## GIVEN REQUEST
Copy out all the lines where "الأجدع" shows up.

## RECORDS TO PROCESS
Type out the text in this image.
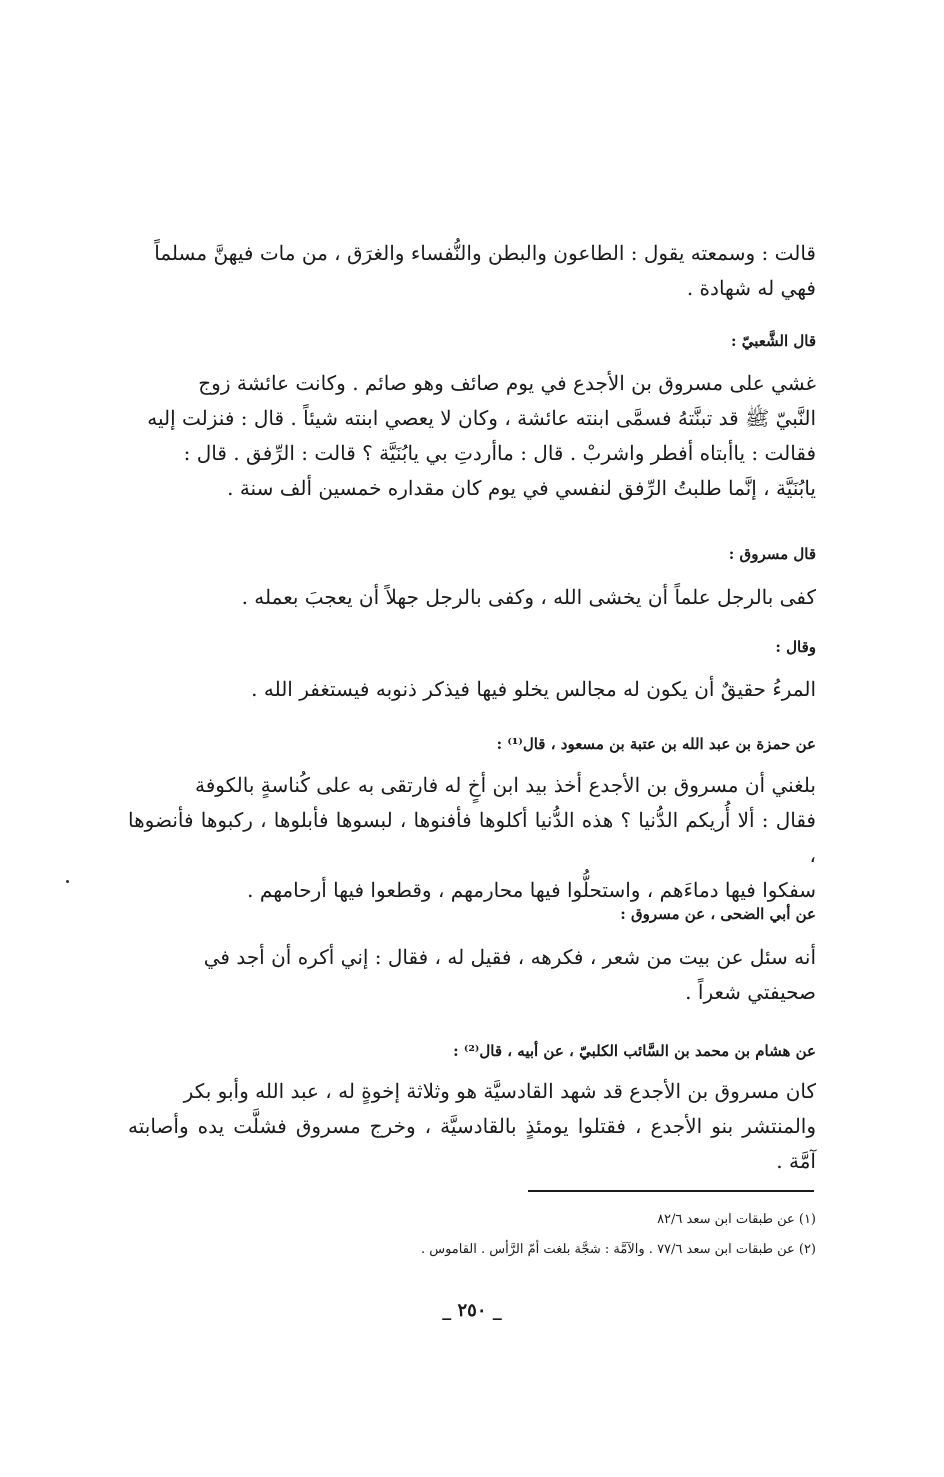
قالت : وسمعته يقول : الطاعون والبطن والنُّفساء والغرَق ، من مات فيهنَّ مسلماً

فهي له شهادة .

قال الشَّعبيّ :

غشي على مسروق بن الأجدع في يوم صائف وهو صائم . وكانت عائشة زوج

النَّبيّ ﷺ قد تبنَّتهُ فسمَّى ابنته عائشة ، وكان لا يعصي ابنته شيئاً . قال : فنزلت إليه

فقالت : ياأبتاه أفطر واشربْ . قال : ماأردتِ بي يابُنَيَّة ؟ قالت : الرِّفق . قال :

يابُنَيَّة ، إنَّما طلبتُ الرِّفق لنفسي في يوم كان مقداره خمسين ألف سنة .

قال مسروق :

كفى بالرجل علماً أن يخشى الله ، وكفى بالرجل جهلاً أن يعجبَ بعمله .

وقال :

المرءُ حقيقٌ أن يكون له مجالس يخلو فيها فيذكر ذنوبه فيستغفر الله .

عن حمزة بن عبد الله بن عتبة بن مسعود ، قال⁽¹⁾ :

بلغني أن مسروق بن الأجدع أخذ بيد ابن أخٍ له فارتقى به على كُناسةٍ بالكوفة

فقال : ألا أُريكم الدُّنيا ؟ هذه الدُّنيا أكلوها فأفنوها ، لبسوها فأبلوها ، ركبوها فأنضوها ،

سفكوا فيها دماءَهم ، واستحلُّوا فيها محارمهم ، وقطعوا فيها أرحامهم .

عن أبي الضحى ، عن مسروق :

أنه سئل عن بيت من شعر ، فكرهه ، فقيل له ، فقال : إني أكره أن أجد في

صحيفتي شعراً .

عن هشام بن محمد بن السَّائب الكلبيّ ، عن أبيه ، قال⁽²⁾ :

كان مسروق بن الأجدع قد شهد القادسيَّة هو وثلاثة إخوةٍ له ، عبد الله وأبو بكر

والمنتشر بنو الأجدع ، فقتلوا يومئذٍ بالقادسيَّة ، وخرج مسروق فشلَّت يده وأصابته آمَّة .

(١) عن طبقات ابن سعد ٨٢/٦

(٢) عن طبقات ابن سعد ٧٧/٦ . والآمَّة : شجَّة بلغت أمّ الرَّأس . القاموس .

_ ٢٥٠ _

## SOLUTION TO THIS TASK
غشي على مسروق بن الأجدع في يوم صائف وهو صائم . وكانت عائشة زوج
بلغني أن مسروق بن الأجدع أخذ بيد ابن أخٍ له فارتقى به على كُناسةٍ بالكوفة
كان مسروق بن الأجدع قد شهد القادسيَّة هو وثلاثة إخوةٍ له ، عبد الله وأبو بكر
والمنتشر بنو الأجدع ، فقتلوا يومئذٍ بالقادسيَّة ، وخرج مسروق فشلَّت يده وأصابته آمَّة .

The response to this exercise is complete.